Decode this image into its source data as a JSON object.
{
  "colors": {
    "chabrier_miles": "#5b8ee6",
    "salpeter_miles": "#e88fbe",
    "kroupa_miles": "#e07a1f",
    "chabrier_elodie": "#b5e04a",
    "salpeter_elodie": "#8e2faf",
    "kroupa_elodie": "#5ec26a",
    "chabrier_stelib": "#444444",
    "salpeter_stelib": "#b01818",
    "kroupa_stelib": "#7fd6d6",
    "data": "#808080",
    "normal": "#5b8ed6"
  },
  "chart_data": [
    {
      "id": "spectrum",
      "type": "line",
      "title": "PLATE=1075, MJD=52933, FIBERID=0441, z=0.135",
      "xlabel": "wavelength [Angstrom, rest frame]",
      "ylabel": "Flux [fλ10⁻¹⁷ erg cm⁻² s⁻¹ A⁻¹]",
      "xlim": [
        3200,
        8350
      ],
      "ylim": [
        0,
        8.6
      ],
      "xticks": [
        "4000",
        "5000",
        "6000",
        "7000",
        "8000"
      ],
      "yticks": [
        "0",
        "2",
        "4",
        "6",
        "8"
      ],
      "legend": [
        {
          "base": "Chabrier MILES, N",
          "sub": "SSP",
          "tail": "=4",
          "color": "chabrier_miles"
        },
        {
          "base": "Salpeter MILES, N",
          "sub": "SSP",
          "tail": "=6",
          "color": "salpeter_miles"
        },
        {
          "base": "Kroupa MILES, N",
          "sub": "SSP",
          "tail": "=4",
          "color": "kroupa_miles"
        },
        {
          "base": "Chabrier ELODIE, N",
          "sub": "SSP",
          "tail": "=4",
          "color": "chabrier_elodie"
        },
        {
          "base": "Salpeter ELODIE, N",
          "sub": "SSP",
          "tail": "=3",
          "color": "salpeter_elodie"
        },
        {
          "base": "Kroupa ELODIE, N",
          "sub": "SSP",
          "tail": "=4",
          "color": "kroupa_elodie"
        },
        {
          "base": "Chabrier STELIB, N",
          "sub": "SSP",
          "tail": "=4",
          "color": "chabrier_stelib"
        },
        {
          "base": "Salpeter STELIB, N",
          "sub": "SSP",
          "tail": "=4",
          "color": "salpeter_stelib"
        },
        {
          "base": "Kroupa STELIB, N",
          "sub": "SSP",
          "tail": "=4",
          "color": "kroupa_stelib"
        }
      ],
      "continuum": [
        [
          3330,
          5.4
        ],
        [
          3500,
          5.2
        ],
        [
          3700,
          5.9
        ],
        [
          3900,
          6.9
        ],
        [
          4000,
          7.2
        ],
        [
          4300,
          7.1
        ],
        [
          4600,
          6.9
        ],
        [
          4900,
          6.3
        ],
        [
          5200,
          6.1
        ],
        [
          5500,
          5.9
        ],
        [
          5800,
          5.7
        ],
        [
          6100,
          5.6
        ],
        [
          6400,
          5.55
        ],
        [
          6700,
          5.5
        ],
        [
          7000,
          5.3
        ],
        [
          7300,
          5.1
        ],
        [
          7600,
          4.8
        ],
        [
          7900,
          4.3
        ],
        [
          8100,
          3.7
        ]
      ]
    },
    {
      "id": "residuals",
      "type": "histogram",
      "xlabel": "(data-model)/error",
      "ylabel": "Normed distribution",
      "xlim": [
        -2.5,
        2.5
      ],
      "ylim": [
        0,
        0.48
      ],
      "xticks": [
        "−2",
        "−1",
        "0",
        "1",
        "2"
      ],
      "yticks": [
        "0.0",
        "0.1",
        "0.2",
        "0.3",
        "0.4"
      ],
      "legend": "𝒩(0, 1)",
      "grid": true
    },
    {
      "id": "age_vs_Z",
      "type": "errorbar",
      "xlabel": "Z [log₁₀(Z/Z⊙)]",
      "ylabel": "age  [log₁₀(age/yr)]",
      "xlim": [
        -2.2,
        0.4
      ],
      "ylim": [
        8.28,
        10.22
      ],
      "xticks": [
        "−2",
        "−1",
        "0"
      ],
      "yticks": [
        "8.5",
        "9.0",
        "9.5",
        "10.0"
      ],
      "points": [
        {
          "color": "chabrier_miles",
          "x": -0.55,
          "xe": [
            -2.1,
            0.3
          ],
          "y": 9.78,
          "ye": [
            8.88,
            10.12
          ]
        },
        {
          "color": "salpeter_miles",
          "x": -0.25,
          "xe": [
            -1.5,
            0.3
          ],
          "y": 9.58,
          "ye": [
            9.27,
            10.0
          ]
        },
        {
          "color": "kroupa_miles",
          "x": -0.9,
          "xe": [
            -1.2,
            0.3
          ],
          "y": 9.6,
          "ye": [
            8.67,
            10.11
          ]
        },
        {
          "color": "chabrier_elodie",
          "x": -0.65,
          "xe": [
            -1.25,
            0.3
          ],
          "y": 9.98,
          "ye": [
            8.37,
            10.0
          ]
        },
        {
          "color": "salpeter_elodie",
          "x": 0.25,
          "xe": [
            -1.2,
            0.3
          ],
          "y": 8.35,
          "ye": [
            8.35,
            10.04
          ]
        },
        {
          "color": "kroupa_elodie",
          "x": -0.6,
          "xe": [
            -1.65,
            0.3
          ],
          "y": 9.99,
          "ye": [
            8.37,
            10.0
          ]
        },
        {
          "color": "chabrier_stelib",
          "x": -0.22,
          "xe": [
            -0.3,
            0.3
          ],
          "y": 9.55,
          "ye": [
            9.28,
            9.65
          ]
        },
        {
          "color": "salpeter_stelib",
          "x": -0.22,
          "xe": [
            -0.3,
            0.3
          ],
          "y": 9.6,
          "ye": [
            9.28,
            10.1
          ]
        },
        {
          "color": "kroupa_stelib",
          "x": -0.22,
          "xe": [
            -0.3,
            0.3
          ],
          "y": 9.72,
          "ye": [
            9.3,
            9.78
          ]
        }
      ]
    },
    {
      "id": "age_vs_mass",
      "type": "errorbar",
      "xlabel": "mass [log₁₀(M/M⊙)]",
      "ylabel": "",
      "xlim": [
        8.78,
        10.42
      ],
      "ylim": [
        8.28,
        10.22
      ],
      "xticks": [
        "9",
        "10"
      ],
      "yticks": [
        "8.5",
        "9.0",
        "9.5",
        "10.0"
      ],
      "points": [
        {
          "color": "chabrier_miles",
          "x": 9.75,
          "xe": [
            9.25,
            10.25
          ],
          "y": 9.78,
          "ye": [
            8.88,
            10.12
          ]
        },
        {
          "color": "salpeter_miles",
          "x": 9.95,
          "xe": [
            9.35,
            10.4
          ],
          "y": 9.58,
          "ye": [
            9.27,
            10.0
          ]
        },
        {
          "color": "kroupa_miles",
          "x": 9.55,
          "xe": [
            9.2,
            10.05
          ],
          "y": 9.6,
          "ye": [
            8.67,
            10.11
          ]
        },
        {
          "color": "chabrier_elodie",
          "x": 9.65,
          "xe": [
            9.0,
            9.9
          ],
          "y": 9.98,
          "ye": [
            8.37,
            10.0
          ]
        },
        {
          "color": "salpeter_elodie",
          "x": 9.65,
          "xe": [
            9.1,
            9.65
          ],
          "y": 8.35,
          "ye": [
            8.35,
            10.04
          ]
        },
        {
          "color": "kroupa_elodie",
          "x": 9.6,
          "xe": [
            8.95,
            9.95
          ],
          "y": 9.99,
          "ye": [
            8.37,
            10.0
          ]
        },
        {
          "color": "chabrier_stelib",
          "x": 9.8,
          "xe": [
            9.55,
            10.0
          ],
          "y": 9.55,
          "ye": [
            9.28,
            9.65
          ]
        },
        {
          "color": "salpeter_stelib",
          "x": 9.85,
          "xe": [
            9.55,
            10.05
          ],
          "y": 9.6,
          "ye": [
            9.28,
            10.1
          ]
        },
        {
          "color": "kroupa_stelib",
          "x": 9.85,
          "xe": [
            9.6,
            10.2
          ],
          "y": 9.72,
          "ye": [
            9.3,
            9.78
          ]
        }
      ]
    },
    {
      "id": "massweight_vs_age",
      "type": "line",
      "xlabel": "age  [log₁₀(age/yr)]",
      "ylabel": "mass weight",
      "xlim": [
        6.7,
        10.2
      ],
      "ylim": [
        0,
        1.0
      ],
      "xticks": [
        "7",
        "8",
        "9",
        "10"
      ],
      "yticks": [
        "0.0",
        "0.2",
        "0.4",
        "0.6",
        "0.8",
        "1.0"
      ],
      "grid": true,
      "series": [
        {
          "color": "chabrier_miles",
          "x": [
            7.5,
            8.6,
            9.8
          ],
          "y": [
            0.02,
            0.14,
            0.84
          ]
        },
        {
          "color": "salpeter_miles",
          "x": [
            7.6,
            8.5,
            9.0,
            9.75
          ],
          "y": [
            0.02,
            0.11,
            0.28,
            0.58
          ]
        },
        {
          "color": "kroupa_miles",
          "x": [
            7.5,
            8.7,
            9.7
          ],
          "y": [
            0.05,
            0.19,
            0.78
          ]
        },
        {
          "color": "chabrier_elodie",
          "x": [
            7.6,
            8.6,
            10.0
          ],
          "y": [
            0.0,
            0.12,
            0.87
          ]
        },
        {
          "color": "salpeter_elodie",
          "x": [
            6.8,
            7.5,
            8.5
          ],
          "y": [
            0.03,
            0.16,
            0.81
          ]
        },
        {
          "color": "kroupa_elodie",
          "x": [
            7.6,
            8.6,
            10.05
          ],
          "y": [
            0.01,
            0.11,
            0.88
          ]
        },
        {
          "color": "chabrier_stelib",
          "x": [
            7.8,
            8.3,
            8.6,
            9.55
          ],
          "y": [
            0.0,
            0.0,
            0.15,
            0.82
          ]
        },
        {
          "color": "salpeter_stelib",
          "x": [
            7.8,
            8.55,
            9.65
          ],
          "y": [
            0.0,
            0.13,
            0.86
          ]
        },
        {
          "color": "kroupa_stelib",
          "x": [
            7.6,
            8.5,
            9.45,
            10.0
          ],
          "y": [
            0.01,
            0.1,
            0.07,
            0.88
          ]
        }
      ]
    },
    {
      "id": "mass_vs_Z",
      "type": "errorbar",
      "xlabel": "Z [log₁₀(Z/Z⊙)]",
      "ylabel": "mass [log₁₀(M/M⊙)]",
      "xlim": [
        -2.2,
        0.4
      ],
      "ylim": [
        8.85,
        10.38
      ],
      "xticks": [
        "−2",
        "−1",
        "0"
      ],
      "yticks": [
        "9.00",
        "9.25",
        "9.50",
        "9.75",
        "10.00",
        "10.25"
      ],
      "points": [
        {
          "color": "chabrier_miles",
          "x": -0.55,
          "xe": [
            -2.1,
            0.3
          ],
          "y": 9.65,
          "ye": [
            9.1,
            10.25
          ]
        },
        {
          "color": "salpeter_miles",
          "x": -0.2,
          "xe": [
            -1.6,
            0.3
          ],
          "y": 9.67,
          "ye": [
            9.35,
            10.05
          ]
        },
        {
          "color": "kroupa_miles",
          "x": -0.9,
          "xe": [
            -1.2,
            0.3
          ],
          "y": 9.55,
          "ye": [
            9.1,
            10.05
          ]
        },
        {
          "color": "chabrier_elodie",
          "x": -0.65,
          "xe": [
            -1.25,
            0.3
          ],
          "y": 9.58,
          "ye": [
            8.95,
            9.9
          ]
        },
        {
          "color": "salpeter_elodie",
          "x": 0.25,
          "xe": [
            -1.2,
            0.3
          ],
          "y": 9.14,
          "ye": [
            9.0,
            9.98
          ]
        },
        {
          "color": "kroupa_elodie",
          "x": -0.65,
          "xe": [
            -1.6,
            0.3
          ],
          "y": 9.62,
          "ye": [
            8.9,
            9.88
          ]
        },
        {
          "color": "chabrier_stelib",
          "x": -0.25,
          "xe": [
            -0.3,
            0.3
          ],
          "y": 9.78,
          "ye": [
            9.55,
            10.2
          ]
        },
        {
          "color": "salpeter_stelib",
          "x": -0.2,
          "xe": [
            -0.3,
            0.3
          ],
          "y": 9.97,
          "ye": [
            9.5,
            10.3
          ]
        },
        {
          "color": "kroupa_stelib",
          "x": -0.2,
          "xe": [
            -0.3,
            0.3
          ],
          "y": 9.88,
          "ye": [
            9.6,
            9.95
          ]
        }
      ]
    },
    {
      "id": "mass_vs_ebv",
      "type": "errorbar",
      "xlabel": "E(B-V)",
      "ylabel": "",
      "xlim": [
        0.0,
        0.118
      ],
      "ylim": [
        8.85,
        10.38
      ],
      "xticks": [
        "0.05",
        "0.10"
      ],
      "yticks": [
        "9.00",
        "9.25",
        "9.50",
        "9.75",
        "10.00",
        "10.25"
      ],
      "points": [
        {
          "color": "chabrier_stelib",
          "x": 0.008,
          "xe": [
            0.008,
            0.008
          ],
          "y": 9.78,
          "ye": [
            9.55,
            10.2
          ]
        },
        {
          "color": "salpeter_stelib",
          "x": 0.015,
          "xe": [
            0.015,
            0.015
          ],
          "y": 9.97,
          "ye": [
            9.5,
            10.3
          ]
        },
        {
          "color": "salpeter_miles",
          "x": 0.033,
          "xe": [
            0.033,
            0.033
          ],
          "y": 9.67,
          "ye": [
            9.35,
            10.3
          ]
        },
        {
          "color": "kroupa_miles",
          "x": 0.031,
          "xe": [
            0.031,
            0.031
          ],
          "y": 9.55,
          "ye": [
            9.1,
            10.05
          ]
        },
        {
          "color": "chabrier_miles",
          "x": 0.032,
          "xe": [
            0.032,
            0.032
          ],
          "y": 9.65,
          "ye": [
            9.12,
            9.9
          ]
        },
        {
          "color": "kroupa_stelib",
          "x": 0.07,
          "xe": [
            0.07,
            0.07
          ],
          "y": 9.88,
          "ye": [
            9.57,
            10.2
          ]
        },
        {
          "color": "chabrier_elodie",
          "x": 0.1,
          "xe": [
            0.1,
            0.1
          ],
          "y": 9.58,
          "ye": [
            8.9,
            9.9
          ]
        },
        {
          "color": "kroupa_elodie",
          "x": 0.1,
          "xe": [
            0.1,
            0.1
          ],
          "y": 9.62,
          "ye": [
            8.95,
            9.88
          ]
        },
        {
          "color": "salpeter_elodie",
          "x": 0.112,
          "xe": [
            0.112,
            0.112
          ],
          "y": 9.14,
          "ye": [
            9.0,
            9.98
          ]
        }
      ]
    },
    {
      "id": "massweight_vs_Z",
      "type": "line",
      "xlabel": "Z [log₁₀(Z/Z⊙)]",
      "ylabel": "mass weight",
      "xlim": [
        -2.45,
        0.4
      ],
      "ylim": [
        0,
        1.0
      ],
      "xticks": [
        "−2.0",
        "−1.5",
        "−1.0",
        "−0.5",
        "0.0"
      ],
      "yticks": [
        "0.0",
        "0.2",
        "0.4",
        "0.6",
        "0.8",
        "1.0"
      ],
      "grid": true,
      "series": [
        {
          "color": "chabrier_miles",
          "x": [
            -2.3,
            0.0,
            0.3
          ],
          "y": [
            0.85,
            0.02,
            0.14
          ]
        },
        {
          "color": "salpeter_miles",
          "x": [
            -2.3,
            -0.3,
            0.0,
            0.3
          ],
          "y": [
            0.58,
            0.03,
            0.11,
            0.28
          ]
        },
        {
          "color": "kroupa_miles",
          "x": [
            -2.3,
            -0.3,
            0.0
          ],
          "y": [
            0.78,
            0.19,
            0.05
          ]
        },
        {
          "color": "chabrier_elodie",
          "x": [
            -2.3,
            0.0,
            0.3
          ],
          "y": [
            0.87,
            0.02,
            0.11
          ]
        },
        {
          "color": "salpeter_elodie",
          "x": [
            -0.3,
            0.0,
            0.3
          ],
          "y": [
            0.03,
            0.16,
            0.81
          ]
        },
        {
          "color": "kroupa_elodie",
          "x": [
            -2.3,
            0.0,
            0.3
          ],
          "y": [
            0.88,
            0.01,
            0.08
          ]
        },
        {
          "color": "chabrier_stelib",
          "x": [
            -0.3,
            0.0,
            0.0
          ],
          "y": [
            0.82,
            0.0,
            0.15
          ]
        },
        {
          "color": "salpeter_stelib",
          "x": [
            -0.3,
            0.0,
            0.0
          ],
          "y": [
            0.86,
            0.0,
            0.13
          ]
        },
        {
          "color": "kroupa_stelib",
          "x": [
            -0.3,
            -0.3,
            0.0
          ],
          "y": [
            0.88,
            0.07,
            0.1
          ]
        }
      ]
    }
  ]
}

**EXERCISE TASK:** Search the entries for the word "xlabel", then list each line that holds it.

**RESPONSE TO THE TASK:**
      "xlabel": "wavelength [Angstrom, rest frame]",
      "xlabel": "(data-model)/error",
      "xlabel": "Z [log₁₀(Z/Z⊙)]",
      "xlabel": "mass [log₁₀(M/M⊙)]",
      "xlabel": "age  [log₁₀(age/yr)]",
      "xlabel": "Z [log₁₀(Z/Z⊙)]",
      "xlabel": "E(B-V)",
      "xlabel": "Z [log₁₀(Z/Z⊙)]",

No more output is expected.